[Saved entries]
----

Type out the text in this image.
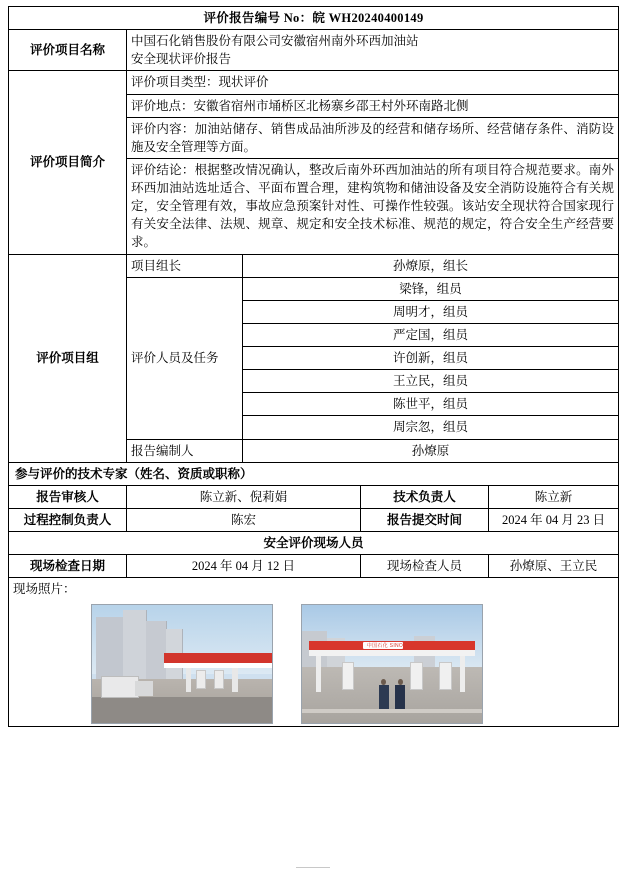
评价报告编号 No：皖 WH20240400149				
评价项目名称	中国石化销售股份有限公司安徽宿州南外环西加油站
安全现状评价报告			

评价项目简介	评价项目类型：现状评价			
	评价地点：安徽省宿州市埇桥区北杨寨乡邵王村外环南路北侧			
	评价内容：加油站储存、销售成品油所涉及的经营和储存场所、经营储存条件、消防设施及安全管理等方面。			
	评价结论：根据整改情况确认，整改后南外环西加油站的所有项目符合规范要求。南外环西加油站选址适合、平面布置合理，建构筑物和储油设备及安全消防设施符合有关规定，安全管理有效，事故应急预案针对性、可操作性较强。该站安全现状符合国家现行有关安全法律、法规、规章、规定和安全技术标准、规范的规定，符合安全生产经营要求。			
评价项目组	项目组长	孙燎原，组长		
	评价人员及任务	梁锋，组员		
		周明才，组员		
		严定国，组员		
		许创新，组员		
		王立民，组员		
		陈世平，组员		
		周宗忽，组员		
	报告编制人	孙燎原		
参与评价的技术专家（姓名、资质或职称）				
报告审核人	陈立新、倪莉娟		技术负责人	陈立新
过程控制负责人	陈宏		报告提交时间	2024 年 04 月 23 日
安全评价现场人员				
现场检查日期	2024 年 04 月 12 日		现场检查人员	孙燎原、王立民

现场照片：
中国石化 SINOPEC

----

# INSTRUCTIONS TO FOLLOW
Verbatim reproduction of every record is required; images are left out.

# RESULT
Type out the text in this image.
评价报告编号 No：皖 WH20240400149				
评价项目名称	中国石化销售股份有限公司安徽宿州南外环西加油站
安全现状评价报告			

评价项目简介	评价项目类型：现状评价			
	评价地点：安徽省宿州市埇桥区北杨寨乡邵王村外环南路北侧			
	评价内容：加油站储存、销售成品油所涉及的经营和储存场所、经营储存条件、消防设施及安全管理等方面。			
	评价结论：根据整改情况确认，整改后南外环西加油站的所有项目符合规范要求。南外环西加油站选址适合、平面布置合理，建构筑物和储油设备及安全消防设施符合有关规定，安全管理有效，事故应急预案针对性、可操作性较强。该站安全现状符合国家现行有关安全法律、法规、规章、规定和安全技术标准、规范的规定，符合安全生产经营要求。			
评价项目组	项目组长	孙燎原，组长		
	评价人员及任务	梁锋，组员		
		周明才，组员		
		严定国，组员		
		许创新，组员		
		王立民，组员		
		陈世平，组员		
		周宗忽，组员		
	报告编制人	孙燎原		
参与评价的技术专家（姓名、资质或职称）				
报告审核人	陈立新、倪莉娟		技术负责人	陈立新
过程控制负责人	陈宏		报告提交时间	2024 年 04 月 23 日
安全评价现场人员				
现场检查日期	2024 年 04 月 12 日		现场检查人员	孙燎原、王立民

现场照片：
中国石化 SINOPEC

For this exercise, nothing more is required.